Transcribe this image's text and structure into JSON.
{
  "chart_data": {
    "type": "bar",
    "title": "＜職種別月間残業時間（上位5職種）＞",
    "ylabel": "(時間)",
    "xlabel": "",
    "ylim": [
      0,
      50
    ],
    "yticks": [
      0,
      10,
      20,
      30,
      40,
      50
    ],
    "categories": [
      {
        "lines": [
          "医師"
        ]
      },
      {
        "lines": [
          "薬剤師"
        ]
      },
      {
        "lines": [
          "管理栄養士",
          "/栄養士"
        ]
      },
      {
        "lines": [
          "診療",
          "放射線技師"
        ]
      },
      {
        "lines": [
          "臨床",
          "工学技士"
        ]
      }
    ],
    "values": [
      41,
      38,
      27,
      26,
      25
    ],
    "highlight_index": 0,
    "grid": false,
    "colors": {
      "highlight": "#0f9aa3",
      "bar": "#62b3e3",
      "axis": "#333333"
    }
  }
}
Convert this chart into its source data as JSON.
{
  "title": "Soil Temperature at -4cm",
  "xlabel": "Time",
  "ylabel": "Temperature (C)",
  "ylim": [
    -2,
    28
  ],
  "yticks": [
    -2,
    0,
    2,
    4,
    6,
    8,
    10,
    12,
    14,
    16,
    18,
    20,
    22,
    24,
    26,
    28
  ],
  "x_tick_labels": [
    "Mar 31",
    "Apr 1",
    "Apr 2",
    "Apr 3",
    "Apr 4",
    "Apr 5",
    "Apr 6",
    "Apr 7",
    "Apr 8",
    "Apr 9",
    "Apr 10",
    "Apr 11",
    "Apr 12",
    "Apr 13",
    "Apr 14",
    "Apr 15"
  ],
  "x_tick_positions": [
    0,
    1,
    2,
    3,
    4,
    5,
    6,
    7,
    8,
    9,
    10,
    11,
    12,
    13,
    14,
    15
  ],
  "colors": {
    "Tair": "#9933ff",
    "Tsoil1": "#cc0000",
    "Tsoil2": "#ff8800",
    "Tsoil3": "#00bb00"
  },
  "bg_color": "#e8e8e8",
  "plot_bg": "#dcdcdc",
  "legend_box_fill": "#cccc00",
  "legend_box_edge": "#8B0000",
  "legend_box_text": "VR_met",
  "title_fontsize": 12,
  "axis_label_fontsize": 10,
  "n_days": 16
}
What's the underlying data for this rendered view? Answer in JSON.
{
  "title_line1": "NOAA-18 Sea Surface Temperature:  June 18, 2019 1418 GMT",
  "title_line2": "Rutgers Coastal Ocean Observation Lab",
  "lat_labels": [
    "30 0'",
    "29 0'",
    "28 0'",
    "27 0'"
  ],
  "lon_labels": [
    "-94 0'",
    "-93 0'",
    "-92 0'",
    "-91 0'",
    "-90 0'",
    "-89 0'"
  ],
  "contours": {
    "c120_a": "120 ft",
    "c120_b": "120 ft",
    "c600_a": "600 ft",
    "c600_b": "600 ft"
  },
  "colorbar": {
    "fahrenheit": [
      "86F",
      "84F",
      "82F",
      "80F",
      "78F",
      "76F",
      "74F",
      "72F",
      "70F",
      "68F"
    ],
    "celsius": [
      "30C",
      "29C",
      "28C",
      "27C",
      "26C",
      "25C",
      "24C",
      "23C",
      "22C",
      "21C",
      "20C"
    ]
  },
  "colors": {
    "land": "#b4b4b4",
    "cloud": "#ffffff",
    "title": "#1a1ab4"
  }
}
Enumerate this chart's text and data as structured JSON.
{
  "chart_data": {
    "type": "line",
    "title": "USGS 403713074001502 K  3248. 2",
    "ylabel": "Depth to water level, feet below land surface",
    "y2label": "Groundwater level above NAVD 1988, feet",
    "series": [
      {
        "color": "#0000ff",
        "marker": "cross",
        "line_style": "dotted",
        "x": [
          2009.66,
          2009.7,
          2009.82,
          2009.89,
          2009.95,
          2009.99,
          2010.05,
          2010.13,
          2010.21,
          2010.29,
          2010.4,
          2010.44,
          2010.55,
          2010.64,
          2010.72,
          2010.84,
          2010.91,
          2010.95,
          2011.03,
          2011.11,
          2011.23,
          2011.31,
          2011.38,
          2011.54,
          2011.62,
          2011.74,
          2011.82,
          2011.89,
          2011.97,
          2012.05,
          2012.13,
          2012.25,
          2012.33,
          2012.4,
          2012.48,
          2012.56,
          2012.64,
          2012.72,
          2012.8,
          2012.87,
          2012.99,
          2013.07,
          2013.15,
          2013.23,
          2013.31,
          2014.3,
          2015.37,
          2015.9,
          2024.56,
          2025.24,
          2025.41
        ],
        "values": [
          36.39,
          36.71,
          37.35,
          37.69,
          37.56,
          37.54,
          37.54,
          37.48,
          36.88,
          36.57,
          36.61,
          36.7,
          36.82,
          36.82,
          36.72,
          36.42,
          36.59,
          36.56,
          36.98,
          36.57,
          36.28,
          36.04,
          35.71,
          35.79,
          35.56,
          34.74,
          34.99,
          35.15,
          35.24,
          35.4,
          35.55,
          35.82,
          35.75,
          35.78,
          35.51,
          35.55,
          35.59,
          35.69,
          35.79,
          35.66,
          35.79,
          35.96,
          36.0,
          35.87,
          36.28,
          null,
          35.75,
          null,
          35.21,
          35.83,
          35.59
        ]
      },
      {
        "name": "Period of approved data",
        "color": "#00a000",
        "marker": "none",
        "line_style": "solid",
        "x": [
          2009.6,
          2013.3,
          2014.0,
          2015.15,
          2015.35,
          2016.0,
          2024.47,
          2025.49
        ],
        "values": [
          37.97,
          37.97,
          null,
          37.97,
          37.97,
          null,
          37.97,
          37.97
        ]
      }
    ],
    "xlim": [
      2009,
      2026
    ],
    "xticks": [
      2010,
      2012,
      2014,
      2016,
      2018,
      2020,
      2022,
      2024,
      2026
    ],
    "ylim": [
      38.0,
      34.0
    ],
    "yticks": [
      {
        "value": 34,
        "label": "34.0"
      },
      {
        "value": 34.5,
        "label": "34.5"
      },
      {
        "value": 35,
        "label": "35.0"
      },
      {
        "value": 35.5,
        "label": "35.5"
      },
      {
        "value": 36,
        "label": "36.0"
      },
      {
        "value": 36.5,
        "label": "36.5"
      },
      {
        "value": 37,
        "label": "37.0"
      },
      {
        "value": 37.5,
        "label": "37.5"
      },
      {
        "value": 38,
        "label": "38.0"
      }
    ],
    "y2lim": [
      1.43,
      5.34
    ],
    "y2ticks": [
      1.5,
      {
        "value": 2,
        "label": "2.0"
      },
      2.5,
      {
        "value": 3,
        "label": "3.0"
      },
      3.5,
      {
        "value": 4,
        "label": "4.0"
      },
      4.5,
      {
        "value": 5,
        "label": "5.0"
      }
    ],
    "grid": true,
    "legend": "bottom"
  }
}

* * * * * * *

From the entries above, select each line containing the string "this".

Transcribe this image's text and structure into JSON.
Convert this chart into its source data as JSON.
What's the underlying data for this rendered view? Answer in JSON.
Enumerate this chart's text and data as structured JSON.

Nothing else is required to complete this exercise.